===== GIVEN RECORDS

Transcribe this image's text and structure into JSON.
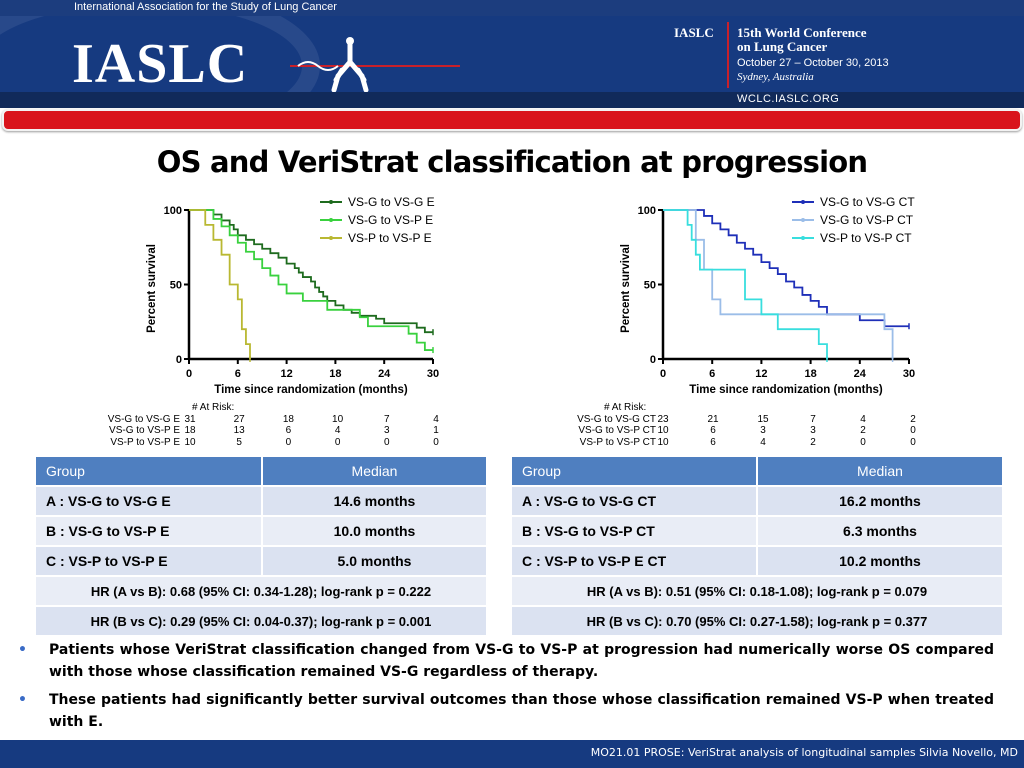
{
  "header": {
    "org_name": "International Association for the Study of Lung Cancer",
    "logo_text": "IASLC",
    "conf_abbr": "IASLC",
    "conf_title_1": "15th World Conference",
    "conf_title_2": "on Lung Cancer",
    "conf_dates": "October 27 – October 30, 2013",
    "conf_place": "Sydney, Australia",
    "conf_url": "WCLC.IASLC.ORG"
  },
  "title": "OS and VeriStrat classification at progression",
  "chart_data": [
    {
      "type": "line",
      "ylabel": "Percent survival",
      "xlabel": "Time since randomization (months)",
      "xlim": [
        0,
        30
      ],
      "ylim": [
        0,
        100
      ],
      "xticks": [
        "0",
        "6",
        "12",
        "18",
        "24",
        "30"
      ],
      "yticks": [
        "0",
        "50",
        "100"
      ],
      "legend_position": "top-right",
      "series": [
        {
          "name": "VS-G to VS-G E",
          "color": "#1e6b1e",
          "x": [
            0,
            2,
            3,
            4,
            5,
            5.5,
            6,
            7,
            8,
            9,
            10,
            11,
            12,
            13,
            13.5,
            14,
            15,
            15.5,
            16,
            16.5,
            17,
            18,
            19,
            20,
            21,
            23,
            24,
            25,
            26,
            27,
            28,
            29,
            30
          ],
          "y": [
            100,
            100,
            97,
            93,
            90,
            87,
            83,
            80,
            77,
            74,
            71,
            68,
            64,
            61,
            58,
            55,
            52,
            48,
            45,
            42,
            39,
            36,
            33,
            31,
            29,
            27,
            24,
            24,
            24,
            24,
            21,
            18,
            18
          ]
        },
        {
          "name": "VS-G to VS-P E",
          "color": "#39d13e",
          "x": [
            0,
            2,
            3,
            4,
            5,
            6,
            7,
            8,
            9,
            10,
            11,
            12,
            14,
            17,
            19,
            21,
            22,
            25,
            27,
            28,
            29,
            30
          ],
          "y": [
            100,
            100,
            94,
            89,
            83,
            78,
            72,
            67,
            61,
            56,
            50,
            44,
            39,
            33,
            33,
            28,
            22,
            22,
            17,
            11,
            6,
            6
          ]
        },
        {
          "name": "VS-P to VS-P E",
          "color": "#b9b832",
          "x": [
            0,
            2,
            3,
            4,
            5,
            6,
            6.5,
            7,
            7.5
          ],
          "y": [
            100,
            90,
            80,
            70,
            50,
            40,
            20,
            10,
            0
          ]
        }
      ],
      "at_risk": {
        "header": "# At Risk:",
        "times": [
          0,
          6,
          12,
          18,
          24,
          30
        ],
        "rows": [
          {
            "label": "VS-G to VS-G E",
            "values": [
              "31",
              "27",
              "18",
              "10",
              "7",
              "4"
            ]
          },
          {
            "label": "VS-G to VS-P E",
            "values": [
              "18",
              "13",
              "6",
              "4",
              "3",
              "1"
            ]
          },
          {
            "label": "VS-P to VS-P E",
            "values": [
              "10",
              "5",
              "0",
              "0",
              "0",
              "0"
            ]
          }
        ]
      }
    },
    {
      "type": "line",
      "ylabel": "Percent survival",
      "xlabel": "Time since randomization (months)",
      "xlim": [
        0,
        30
      ],
      "ylim": [
        0,
        100
      ],
      "xticks": [
        "0",
        "6",
        "12",
        "18",
        "24",
        "30"
      ],
      "yticks": [
        "0",
        "50",
        "100"
      ],
      "legend_position": "top-right",
      "series": [
        {
          "name": "VS-G to VS-G CT",
          "color": "#1e2fb8",
          "x": [
            0,
            4,
            5,
            6,
            7,
            8,
            9,
            10,
            11,
            12,
            13,
            14,
            15,
            16,
            17,
            18,
            19,
            20,
            24,
            27,
            30
          ],
          "y": [
            100,
            100,
            96,
            91,
            87,
            83,
            78,
            74,
            70,
            65,
            61,
            57,
            52,
            48,
            43,
            39,
            35,
            30,
            26,
            22,
            22
          ]
        },
        {
          "name": "VS-G to VS-P CT",
          "color": "#9bbde8",
          "x": [
            0,
            3,
            4,
            5,
            6,
            7,
            9,
            20,
            27,
            28
          ],
          "y": [
            100,
            100,
            80,
            60,
            40,
            30,
            30,
            30,
            20,
            0
          ]
        },
        {
          "name": "VS-P to VS-P CT",
          "color": "#38dede",
          "x": [
            0,
            3,
            3.5,
            4,
            4.5,
            7,
            10,
            12,
            14,
            19,
            20
          ],
          "y": [
            100,
            90,
            80,
            70,
            60,
            60,
            40,
            30,
            20,
            10,
            0
          ]
        }
      ],
      "at_risk": {
        "header": "# At Risk:",
        "times": [
          0,
          6,
          12,
          18,
          24,
          30
        ],
        "rows": [
          {
            "label": "VS-G to VS-G CT",
            "values": [
              "23",
              "21",
              "15",
              "7",
              "4",
              "2"
            ]
          },
          {
            "label": "VS-G to VS-P CT",
            "values": [
              "10",
              "6",
              "3",
              "3",
              "2",
              "0"
            ]
          },
          {
            "label": "VS-P to VS-P CT",
            "values": [
              "10",
              "6",
              "4",
              "2",
              "0",
              "0"
            ]
          }
        ]
      }
    }
  ],
  "table_left": {
    "col_group": "Group",
    "col_median": "Median",
    "rows": [
      {
        "group": "A : VS-G to VS-G E",
        "median": "14.6 months"
      },
      {
        "group": "B : VS-G to VS-P E",
        "median": "10.0 months"
      },
      {
        "group": "C : VS-P to VS-P E",
        "median": "5.0 months"
      }
    ],
    "hr": [
      "HR (A vs B): 0.68 (95% CI: 0.34-1.28);  log-rank p = 0.222",
      "HR (B vs C): 0.29 (95% CI: 0.04-0.37);  log-rank p = 0.001"
    ]
  },
  "table_right": {
    "col_group": "Group",
    "col_median": "Median",
    "rows": [
      {
        "group": "A : VS-G to VS-G CT",
        "median": "16.2  months"
      },
      {
        "group": "B : VS-G to VS-P  CT",
        "median": "6.3 months"
      },
      {
        "group": "C : VS-P to VS-P E CT",
        "median": "10.2 months"
      }
    ],
    "hr": [
      "HR (A vs B): 0.51 (95% CI: 0.18-1.08);  log-rank p = 0.079",
      "HR (B vs C): 0.70 (95% CI: 0.27-1.58);  log-rank p = 0.377"
    ]
  },
  "bullets": [
    "Patients whose VeriStrat classification changed from VS-G to VS-P at progression had numerically worse OS compared with those whose classification remained VS-G regardless of therapy.",
    "These patients had significantly better survival outcomes than those whose classification remained VS-P when treated with E."
  ],
  "bullet_marker": "•",
  "bullet_color": "#3a6bc6",
  "footer_text": "MO21.01 PROSE: VeriStrat analysis of longitudinal samples   Silvia  Novello, MD",
  "colors": {
    "header_blue": "#163a80",
    "accent_red": "#d9141c",
    "table_header": "#4f7fc0",
    "table_row_a": "#dbe2f1",
    "table_row_b": "#e9edf6"
  }
}
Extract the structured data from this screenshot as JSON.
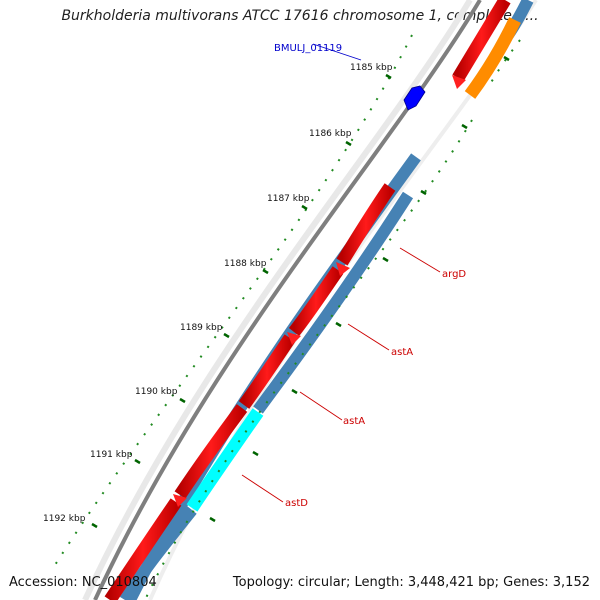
{
  "map": {
    "title": "Burkholderia multivorans ATCC 17616 chromosome 1, complete g...",
    "accession": "Accession: NC_010804",
    "summary": "Topology: circular; Length: 3,448,421 bp; Genes: 3,152"
  },
  "ruler": {
    "ticks": [
      "1185 kbp",
      "1186 kbp",
      "1187 kbp",
      "1188 kbp",
      "1189 kbp",
      "1190 kbp",
      "1191 kbp",
      "1192 kbp"
    ]
  },
  "genes": {
    "bmulj_01119": "BMULJ_01119",
    "argD": "argD",
    "astA_1": "astA",
    "astA_2": "astA",
    "astD": "astD"
  },
  "colors": {
    "background": "#ffffff",
    "backbone": "#888888",
    "forward_cds": "#ff0000",
    "reverse_cds": "#4682b4",
    "highlight_cds": "#00ffff",
    "other_feature": "#ff8c00",
    "marker_feature": "#0000ff",
    "tick_mark": "#006400",
    "gene_label": "#cc0000",
    "marker_label": "#0000cc"
  }
}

==========

Please retype the lines from the one that contains "Extract the structured" through the final line of the data, both included, without any pictures.

— RESULT OF THIS TASK —
Extract the structured data from this screenshot as JSON.
{
  "map": {
    "title": "Burkholderia multivorans ATCC 17616 chromosome 1, complete g...",
    "accession": "Accession: NC_010804",
    "summary": "Topology: circular; Length: 3,448,421 bp; Genes: 3,152"
  },
  "ruler": {
    "ticks": [
      "1185 kbp",
      "1186 kbp",
      "1187 kbp",
      "1188 kbp",
      "1189 kbp",
      "1190 kbp",
      "1191 kbp",
      "1192 kbp"
    ]
  },
  "genes": {
    "bmulj_01119": "BMULJ_01119",
    "argD": "argD",
    "astA_1": "astA",
    "astA_2": "astA",
    "astD": "astD"
  },
  "colors": {
    "background": "#ffffff",
    "backbone": "#888888",
    "forward_cds": "#ff0000",
    "reverse_cds": "#4682b4",
    "highlight_cds": "#00ffff",
    "other_feature": "#ff8c00",
    "marker_feature": "#0000ff",
    "tick_mark": "#006400",
    "gene_label": "#cc0000",
    "marker_label": "#0000cc"
  }
}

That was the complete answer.